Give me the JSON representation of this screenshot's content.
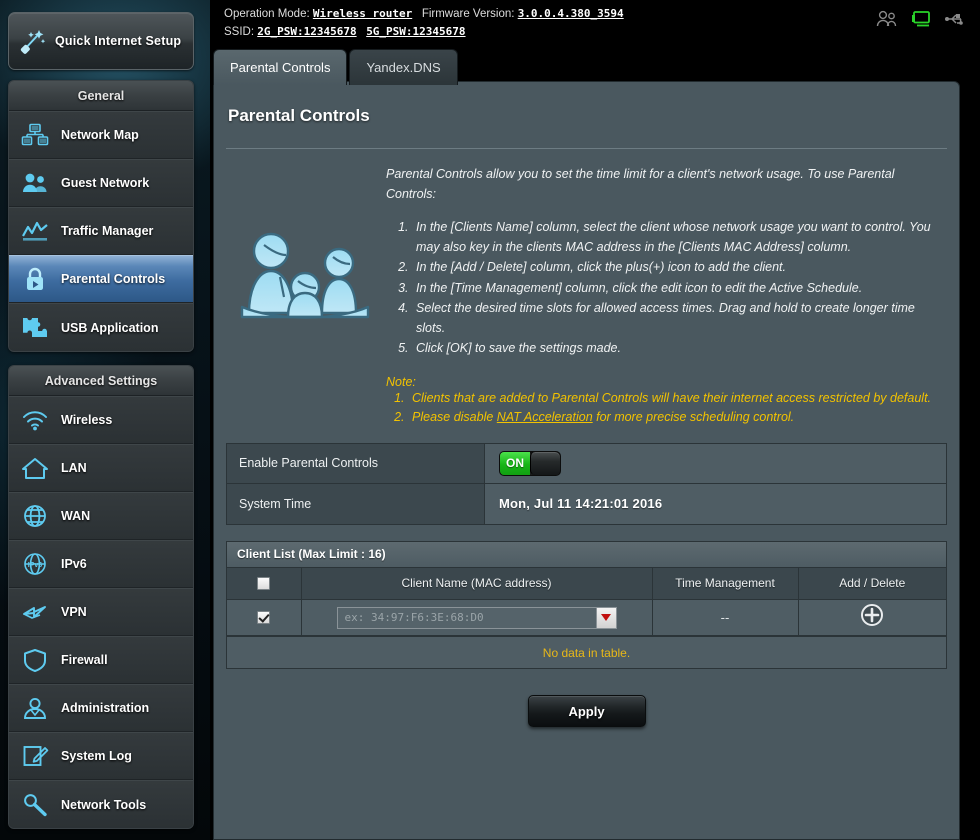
{
  "header": {
    "operation_mode_label": "Operation Mode:",
    "operation_mode_value": "Wireless router",
    "firmware_label": "Firmware Version:",
    "firmware_value": "3.0.0.4.380_3594",
    "ssid_label": "SSID:",
    "ssid_2g": "2G_PSW:12345678",
    "ssid_5g": "5G_PSW:12345678",
    "icons": [
      "users-icon",
      "connected-client-icon",
      "usb-icon"
    ],
    "client_icon_color": "#2ad42a"
  },
  "sidebar": {
    "quick_setup": {
      "label": "Quick Internet Setup",
      "icon": "magic-wand-icon"
    },
    "groups": [
      {
        "title": "General",
        "items": [
          {
            "label": "Network Map",
            "icon": "network-map-icon",
            "active": false
          },
          {
            "label": "Guest Network",
            "icon": "guest-network-icon",
            "active": false
          },
          {
            "label": "Traffic Manager",
            "icon": "traffic-manager-icon",
            "active": false
          },
          {
            "label": "Parental Controls",
            "icon": "parental-controls-icon",
            "active": true
          },
          {
            "label": "USB Application",
            "icon": "usb-application-icon",
            "active": false
          }
        ]
      },
      {
        "title": "Advanced Settings",
        "items": [
          {
            "label": "Wireless",
            "icon": "wireless-icon",
            "active": false
          },
          {
            "label": "LAN",
            "icon": "lan-home-icon",
            "active": false
          },
          {
            "label": "WAN",
            "icon": "wan-globe-icon",
            "active": false
          },
          {
            "label": "IPv6",
            "icon": "ipv6-globe-icon",
            "active": false
          },
          {
            "label": "VPN",
            "icon": "vpn-icon",
            "active": false
          },
          {
            "label": "Firewall",
            "icon": "firewall-shield-icon",
            "active": false
          },
          {
            "label": "Administration",
            "icon": "administration-icon",
            "active": false
          },
          {
            "label": "System Log",
            "icon": "system-log-icon",
            "active": false
          },
          {
            "label": "Network Tools",
            "icon": "network-tools-icon",
            "active": false
          }
        ]
      }
    ],
    "active_accent": "#3d6b9f",
    "icon_color": "#5ecbf0"
  },
  "tabs": [
    {
      "label": "Parental Controls",
      "active": true
    },
    {
      "label": "Yandex.DNS",
      "active": false
    }
  ],
  "page": {
    "title": "Parental Controls",
    "illustration": "family-icon",
    "intro": "Parental Controls allow you to set the time limit for a client's network usage. To use Parental Controls:",
    "steps": [
      "In the [Clients Name] column, select the client whose network usage you want to control. You may also key in the clients MAC address in the [Clients MAC Address] column.",
      "In the [Add / Delete] column, click the plus(+) icon to add the client.",
      "In the [Time Management] column, click the edit icon to edit the Active Schedule.",
      "Select the desired time slots for allowed access times. Drag and hold to create longer time slots.",
      "Click [OK] to save the settings made."
    ],
    "note_heading": "Note:",
    "notes_1": "Clients that are added to Parental Controls will have their internet access restricted by default.",
    "notes_2_pre": "Please disable ",
    "notes_2_link": "NAT Acceleration",
    "notes_2_post": " for more precise scheduling control.",
    "note_color": "#f2c200"
  },
  "settings": {
    "enable_label": "Enable Parental Controls",
    "enable_state": "ON",
    "enable_on_color": "#18b518",
    "system_time_label": "System Time",
    "system_time_value": "Mon, Jul 11 14:21:01 2016"
  },
  "client_list": {
    "caption": "Client List (Max Limit : 16)",
    "columns": [
      "",
      "Client Name (MAC address)",
      "Time Management",
      "Add / Delete"
    ],
    "row": {
      "checked": true,
      "mac_placeholder": "ex: 34:97:F6:3E:68:D0",
      "mac_value": "",
      "time_management": "--",
      "add_icon": "plus-circle-icon",
      "dropdown_icon": "dropdown-triangle-icon"
    },
    "header_checkbox_checked": false,
    "empty_message": "No data in table."
  },
  "footer": {
    "apply_label": "Apply"
  }
}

GOAL
Each line above is to be copied verbatim. Drop any image from the copy.

RESULT
Give me the JSON representation of this screenshot's content.
{
  "header": {
    "operation_mode_label": "Operation Mode:",
    "operation_mode_value": "Wireless router",
    "firmware_label": "Firmware Version:",
    "firmware_value": "3.0.0.4.380_3594",
    "ssid_label": "SSID:",
    "ssid_2g": "2G_PSW:12345678",
    "ssid_5g": "5G_PSW:12345678",
    "icons": [
      "users-icon",
      "connected-client-icon",
      "usb-icon"
    ],
    "client_icon_color": "#2ad42a"
  },
  "sidebar": {
    "quick_setup": {
      "label": "Quick Internet Setup",
      "icon": "magic-wand-icon"
    },
    "groups": [
      {
        "title": "General",
        "items": [
          {
            "label": "Network Map",
            "icon": "network-map-icon",
            "active": false
          },
          {
            "label": "Guest Network",
            "icon": "guest-network-icon",
            "active": false
          },
          {
            "label": "Traffic Manager",
            "icon": "traffic-manager-icon",
            "active": false
          },
          {
            "label": "Parental Controls",
            "icon": "parental-controls-icon",
            "active": true
          },
          {
            "label": "USB Application",
            "icon": "usb-application-icon",
            "active": false
          }
        ]
      },
      {
        "title": "Advanced Settings",
        "items": [
          {
            "label": "Wireless",
            "icon": "wireless-icon",
            "active": false
          },
          {
            "label": "LAN",
            "icon": "lan-home-icon",
            "active": false
          },
          {
            "label": "WAN",
            "icon": "wan-globe-icon",
            "active": false
          },
          {
            "label": "IPv6",
            "icon": "ipv6-globe-icon",
            "active": false
          },
          {
            "label": "VPN",
            "icon": "vpn-icon",
            "active": false
          },
          {
            "label": "Firewall",
            "icon": "firewall-shield-icon",
            "active": false
          },
          {
            "label": "Administration",
            "icon": "administration-icon",
            "active": false
          },
          {
            "label": "System Log",
            "icon": "system-log-icon",
            "active": false
          },
          {
            "label": "Network Tools",
            "icon": "network-tools-icon",
            "active": false
          }
        ]
      }
    ],
    "active_accent": "#3d6b9f",
    "icon_color": "#5ecbf0"
  },
  "tabs": [
    {
      "label": "Parental Controls",
      "active": true
    },
    {
      "label": "Yandex.DNS",
      "active": false
    }
  ],
  "page": {
    "title": "Parental Controls",
    "illustration": "family-icon",
    "intro": "Parental Controls allow you to set the time limit for a client's network usage. To use Parental Controls:",
    "steps": [
      "In the [Clients Name] column, select the client whose network usage you want to control. You may also key in the clients MAC address in the [Clients MAC Address] column.",
      "In the [Add / Delete] column, click the plus(+) icon to add the client.",
      "In the [Time Management] column, click the edit icon to edit the Active Schedule.",
      "Select the desired time slots for allowed access times. Drag and hold to create longer time slots.",
      "Click [OK] to save the settings made."
    ],
    "note_heading": "Note:",
    "notes_1": "Clients that are added to Parental Controls will have their internet access restricted by default.",
    "notes_2_pre": "Please disable ",
    "notes_2_link": "NAT Acceleration",
    "notes_2_post": " for more precise scheduling control.",
    "note_color": "#f2c200"
  },
  "settings": {
    "enable_label": "Enable Parental Controls",
    "enable_state": "ON",
    "enable_on_color": "#18b518",
    "system_time_label": "System Time",
    "system_time_value": "Mon, Jul 11 14:21:01 2016"
  },
  "client_list": {
    "caption": "Client List (Max Limit : 16)",
    "columns": [
      "",
      "Client Name (MAC address)",
      "Time Management",
      "Add / Delete"
    ],
    "row": {
      "checked": true,
      "mac_placeholder": "ex: 34:97:F6:3E:68:D0",
      "mac_value": "",
      "time_management": "--",
      "add_icon": "plus-circle-icon",
      "dropdown_icon": "dropdown-triangle-icon"
    },
    "header_checkbox_checked": false,
    "empty_message": "No data in table."
  },
  "footer": {
    "apply_label": "Apply"
  }
}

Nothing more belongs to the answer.